Records for this exercise>
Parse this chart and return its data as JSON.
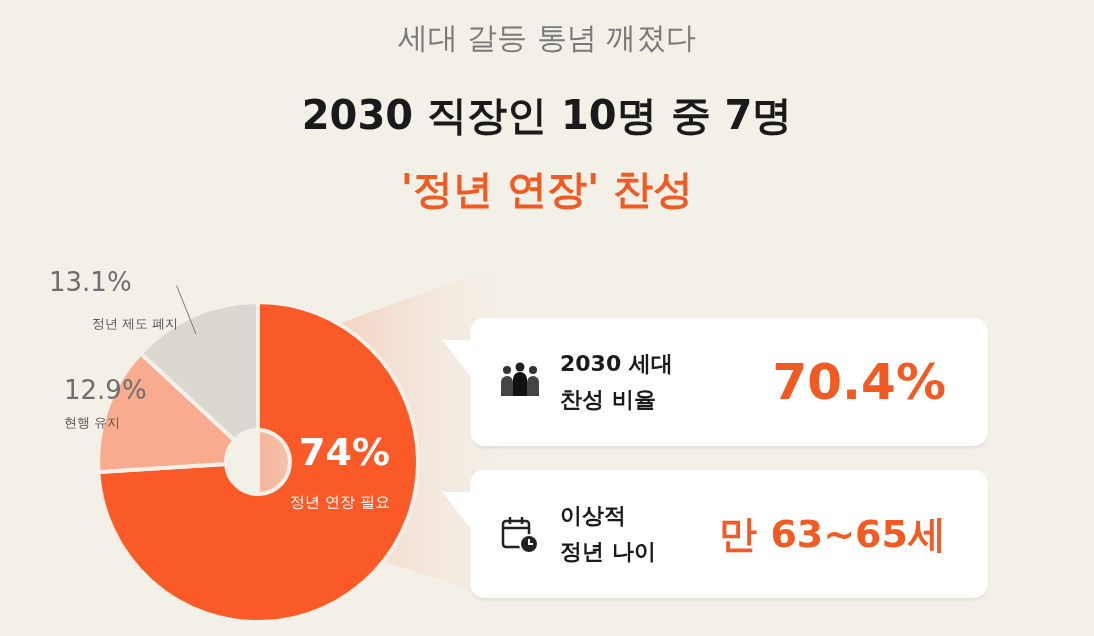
{
  "chart_data": [
    {
      "type": "donut",
      "subtitle": "세대 갈등 통념 깨졌다",
      "title": "2030 직장인 10명 중 7명\n'정년 연장' 찬성",
      "categories": [
        "정년 연장 필요",
        "현행 유지",
        "정년 제도 폐지"
      ],
      "values": [
        74,
        12.9,
        13.1
      ],
      "value_labels": [
        "74%",
        "12.9%",
        "13.1%"
      ],
      "colors": [
        "#fa5a28",
        "#f8ab8f",
        "#dad8d1"
      ],
      "legend": false
    },
    {
      "type": "other",
      "annotations": [
        "2030 세대\n찬성 비율",
        "70.4%",
        "이상적\n정년 나이",
        "만 63~65세"
      ]
    }
  ]
}
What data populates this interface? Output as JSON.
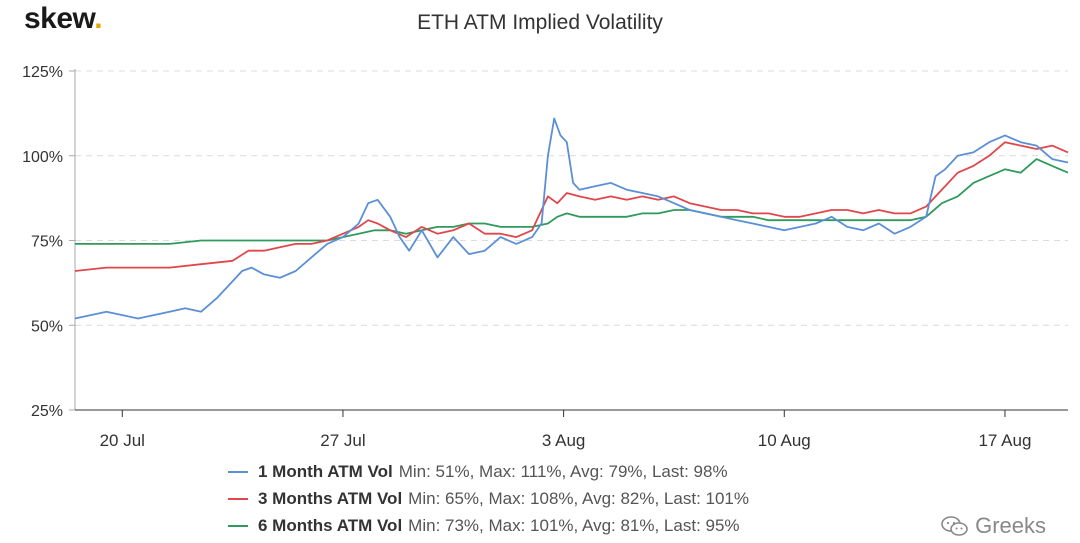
{
  "brand": {
    "name": "skew",
    "dot": "."
  },
  "watermark": {
    "icon": "wechat-icon",
    "text": "Greeks"
  },
  "chart_data": {
    "type": "line",
    "title": "ETH ATM Implied Volatility",
    "xlabel": "",
    "ylabel": "",
    "x_range_days": [
      0,
      31.5
    ],
    "ylim": [
      25,
      125
    ],
    "yticks": [
      {
        "value": 25,
        "label": "25%"
      },
      {
        "value": 50,
        "label": "50%"
      },
      {
        "value": 75,
        "label": "75%"
      },
      {
        "value": 100,
        "label": "100%"
      },
      {
        "value": 125,
        "label": "125%"
      }
    ],
    "xticks": [
      {
        "day": 1.5,
        "label": "20 Jul"
      },
      {
        "day": 8.5,
        "label": "27 Jul"
      },
      {
        "day": 15.5,
        "label": "3 Aug"
      },
      {
        "day": 22.5,
        "label": "10 Aug"
      },
      {
        "day": 29.5,
        "label": "17 Aug"
      }
    ],
    "grid": "horizontal-dashed",
    "legend_position": "bottom",
    "series": [
      {
        "name": "1 Month ATM Vol",
        "stats": "Min: 51%, Max: 111%, Avg: 79%, Last: 98%",
        "color": "#5b8fd6",
        "x": [
          0,
          0.5,
          1,
          1.5,
          2,
          2.5,
          3,
          3.5,
          4,
          4.5,
          5,
          5.3,
          5.6,
          6,
          6.5,
          7,
          7.5,
          8,
          8.5,
          9,
          9.3,
          9.6,
          10,
          10.3,
          10.6,
          11,
          11.5,
          12,
          12.5,
          13,
          13.5,
          14,
          14.5,
          14.8,
          15,
          15.2,
          15.4,
          15.6,
          15.8,
          16,
          16.5,
          17,
          17.5,
          18,
          18.5,
          19,
          19.5,
          20,
          20.5,
          21,
          21.5,
          22,
          22.5,
          23,
          23.5,
          24,
          24.5,
          25,
          25.5,
          26,
          26.5,
          27,
          27.3,
          27.6,
          28,
          28.5,
          29,
          29.5,
          30,
          30.5,
          31,
          31.5
        ],
        "values": [
          52,
          53,
          54,
          53,
          52,
          53,
          54,
          55,
          54,
          58,
          63,
          66,
          67,
          65,
          64,
          66,
          70,
          74,
          76,
          80,
          86,
          87,
          82,
          76,
          72,
          78,
          70,
          76,
          71,
          72,
          76,
          74,
          76,
          80,
          100,
          111,
          106,
          104,
          92,
          90,
          91,
          92,
          90,
          89,
          88,
          86,
          84,
          83,
          82,
          81,
          80,
          79,
          78,
          79,
          80,
          82,
          79,
          78,
          80,
          77,
          79,
          82,
          94,
          96,
          100,
          101,
          104,
          106,
          104,
          103,
          99,
          98
        ]
      },
      {
        "name": "3 Months ATM Vol",
        "stats": "Min: 65%, Max: 108%, Avg: 82%, Last: 101%",
        "color": "#e0474c",
        "x": [
          0,
          1,
          2,
          3,
          4,
          5,
          5.5,
          6,
          6.5,
          7,
          7.5,
          8,
          8.5,
          9,
          9.3,
          9.6,
          10,
          10.5,
          11,
          11.5,
          12,
          12.5,
          13,
          13.5,
          14,
          14.5,
          15,
          15.3,
          15.6,
          16,
          16.5,
          17,
          17.5,
          18,
          18.5,
          19,
          19.5,
          20,
          20.5,
          21,
          21.5,
          22,
          22.5,
          23,
          23.5,
          24,
          24.5,
          25,
          25.5,
          26,
          26.5,
          27,
          27.3,
          27.6,
          28,
          28.5,
          29,
          29.5,
          30,
          30.5,
          31,
          31.5
        ],
        "values": [
          66,
          67,
          67,
          67,
          68,
          69,
          72,
          72,
          73,
          74,
          74,
          75,
          77,
          79,
          81,
          80,
          78,
          76,
          79,
          77,
          78,
          80,
          77,
          77,
          76,
          78,
          88,
          86,
          89,
          88,
          87,
          88,
          87,
          88,
          87,
          88,
          86,
          85,
          84,
          84,
          83,
          83,
          82,
          82,
          83,
          84,
          84,
          83,
          84,
          83,
          83,
          85,
          88,
          91,
          95,
          97,
          100,
          104,
          103,
          102,
          103,
          101
        ]
      },
      {
        "name": "6 Months ATM Vol",
        "stats": "Min: 73%, Max: 101%, Avg: 81%, Last: 95%",
        "color": "#2e9a5c",
        "x": [
          0,
          1,
          2,
          3,
          4,
          5,
          6,
          7,
          8,
          8.5,
          9,
          9.5,
          10,
          10.5,
          11,
          11.5,
          12,
          12.5,
          13,
          13.5,
          14,
          14.5,
          15,
          15.3,
          15.6,
          16,
          16.5,
          17,
          17.5,
          18,
          18.5,
          19,
          19.5,
          20,
          20.5,
          21,
          21.5,
          22,
          22.5,
          23,
          23.5,
          24,
          24.5,
          25,
          25.5,
          26,
          26.5,
          27,
          27.5,
          28,
          28.5,
          29,
          29.5,
          30,
          30.5,
          31,
          31.5
        ],
        "values": [
          74,
          74,
          74,
          74,
          75,
          75,
          75,
          75,
          75,
          76,
          77,
          78,
          78,
          77,
          78,
          79,
          79,
          80,
          80,
          79,
          79,
          79,
          80,
          82,
          83,
          82,
          82,
          82,
          82,
          83,
          83,
          84,
          84,
          83,
          82,
          82,
          82,
          81,
          81,
          81,
          81,
          81,
          81,
          81,
          81,
          81,
          81,
          82,
          86,
          88,
          92,
          94,
          96,
          95,
          99,
          97,
          95
        ]
      }
    ]
  }
}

Exercise objective>
Return the material word for word. Pictures are not part of the copy.

Finished task>
Parse this chart and return its data as JSON.
{
  "chart_data": [
    {
      "type": "donut",
      "subtitle": "세대 갈등 통념 깨졌다",
      "title": "2030 직장인 10명 중 7명\n'정년 연장' 찬성",
      "categories": [
        "정년 연장 필요",
        "현행 유지",
        "정년 제도 폐지"
      ],
      "values": [
        74,
        12.9,
        13.1
      ],
      "value_labels": [
        "74%",
        "12.9%",
        "13.1%"
      ],
      "colors": [
        "#fa5a28",
        "#f8ab8f",
        "#dad8d1"
      ],
      "legend": false
    },
    {
      "type": "other",
      "annotations": [
        "2030 세대\n찬성 비율",
        "70.4%",
        "이상적\n정년 나이",
        "만 63~65세"
      ]
    }
  ]
}
What data populates this interface? Output as JSON.
{
  "brand": {
    "name": "skew",
    "dot": "."
  },
  "watermark": {
    "icon": "wechat-icon",
    "text": "Greeks"
  },
  "chart_data": {
    "type": "line",
    "title": "ETH ATM Implied Volatility",
    "xlabel": "",
    "ylabel": "",
    "x_range_days": [
      0,
      31.5
    ],
    "ylim": [
      25,
      125
    ],
    "yticks": [
      {
        "value": 25,
        "label": "25%"
      },
      {
        "value": 50,
        "label": "50%"
      },
      {
        "value": 75,
        "label": "75%"
      },
      {
        "value": 100,
        "label": "100%"
      },
      {
        "value": 125,
        "label": "125%"
      }
    ],
    "xticks": [
      {
        "day": 1.5,
        "label": "20 Jul"
      },
      {
        "day": 8.5,
        "label": "27 Jul"
      },
      {
        "day": 15.5,
        "label": "3 Aug"
      },
      {
        "day": 22.5,
        "label": "10 Aug"
      },
      {
        "day": 29.5,
        "label": "17 Aug"
      }
    ],
    "grid": "horizontal-dashed",
    "legend_position": "bottom",
    "series": [
      {
        "name": "1 Month ATM Vol",
        "stats": "Min: 51%, Max: 111%, Avg: 79%, Last: 98%",
        "color": "#5b8fd6",
        "x": [
          0,
          0.5,
          1,
          1.5,
          2,
          2.5,
          3,
          3.5,
          4,
          4.5,
          5,
          5.3,
          5.6,
          6,
          6.5,
          7,
          7.5,
          8,
          8.5,
          9,
          9.3,
          9.6,
          10,
          10.3,
          10.6,
          11,
          11.5,
          12,
          12.5,
          13,
          13.5,
          14,
          14.5,
          14.8,
          15,
          15.2,
          15.4,
          15.6,
          15.8,
          16,
          16.5,
          17,
          17.5,
          18,
          18.5,
          19,
          19.5,
          20,
          20.5,
          21,
          21.5,
          22,
          22.5,
          23,
          23.5,
          24,
          24.5,
          25,
          25.5,
          26,
          26.5,
          27,
          27.3,
          27.6,
          28,
          28.5,
          29,
          29.5,
          30,
          30.5,
          31,
          31.5
        ],
        "values": [
          52,
          53,
          54,
          53,
          52,
          53,
          54,
          55,
          54,
          58,
          63,
          66,
          67,
          65,
          64,
          66,
          70,
          74,
          76,
          80,
          86,
          87,
          82,
          76,
          72,
          78,
          70,
          76,
          71,
          72,
          76,
          74,
          76,
          80,
          100,
          111,
          106,
          104,
          92,
          90,
          91,
          92,
          90,
          89,
          88,
          86,
          84,
          83,
          82,
          81,
          80,
          79,
          78,
          79,
          80,
          82,
          79,
          78,
          80,
          77,
          79,
          82,
          94,
          96,
          100,
          101,
          104,
          106,
          104,
          103,
          99,
          98
        ]
      },
      {
        "name": "3 Months ATM Vol",
        "stats": "Min: 65%, Max: 108%, Avg: 82%, Last: 101%",
        "color": "#e0474c",
        "x": [
          0,
          1,
          2,
          3,
          4,
          5,
          5.5,
          6,
          6.5,
          7,
          7.5,
          8,
          8.5,
          9,
          9.3,
          9.6,
          10,
          10.5,
          11,
          11.5,
          12,
          12.5,
          13,
          13.5,
          14,
          14.5,
          15,
          15.3,
          15.6,
          16,
          16.5,
          17,
          17.5,
          18,
          18.5,
          19,
          19.5,
          20,
          20.5,
          21,
          21.5,
          22,
          22.5,
          23,
          23.5,
          24,
          24.5,
          25,
          25.5,
          26,
          26.5,
          27,
          27.3,
          27.6,
          28,
          28.5,
          29,
          29.5,
          30,
          30.5,
          31,
          31.5
        ],
        "values": [
          66,
          67,
          67,
          67,
          68,
          69,
          72,
          72,
          73,
          74,
          74,
          75,
          77,
          79,
          81,
          80,
          78,
          76,
          79,
          77,
          78,
          80,
          77,
          77,
          76,
          78,
          88,
          86,
          89,
          88,
          87,
          88,
          87,
          88,
          87,
          88,
          86,
          85,
          84,
          84,
          83,
          83,
          82,
          82,
          83,
          84,
          84,
          83,
          84,
          83,
          83,
          85,
          88,
          91,
          95,
          97,
          100,
          104,
          103,
          102,
          103,
          101
        ]
      },
      {
        "name": "6 Months ATM Vol",
        "stats": "Min: 73%, Max: 101%, Avg: 81%, Last: 95%",
        "color": "#2e9a5c",
        "x": [
          0,
          1,
          2,
          3,
          4,
          5,
          6,
          7,
          8,
          8.5,
          9,
          9.5,
          10,
          10.5,
          11,
          11.5,
          12,
          12.5,
          13,
          13.5,
          14,
          14.5,
          15,
          15.3,
          15.6,
          16,
          16.5,
          17,
          17.5,
          18,
          18.5,
          19,
          19.5,
          20,
          20.5,
          21,
          21.5,
          22,
          22.5,
          23,
          23.5,
          24,
          24.5,
          25,
          25.5,
          26,
          26.5,
          27,
          27.5,
          28,
          28.5,
          29,
          29.5,
          30,
          30.5,
          31,
          31.5
        ],
        "values": [
          74,
          74,
          74,
          74,
          75,
          75,
          75,
          75,
          75,
          76,
          77,
          78,
          78,
          77,
          78,
          79,
          79,
          80,
          80,
          79,
          79,
          79,
          80,
          82,
          83,
          82,
          82,
          82,
          82,
          83,
          83,
          84,
          84,
          83,
          82,
          82,
          82,
          81,
          81,
          81,
          81,
          81,
          81,
          81,
          81,
          81,
          81,
          82,
          86,
          88,
          92,
          94,
          96,
          95,
          99,
          97,
          95
        ]
      }
    ]
  }
}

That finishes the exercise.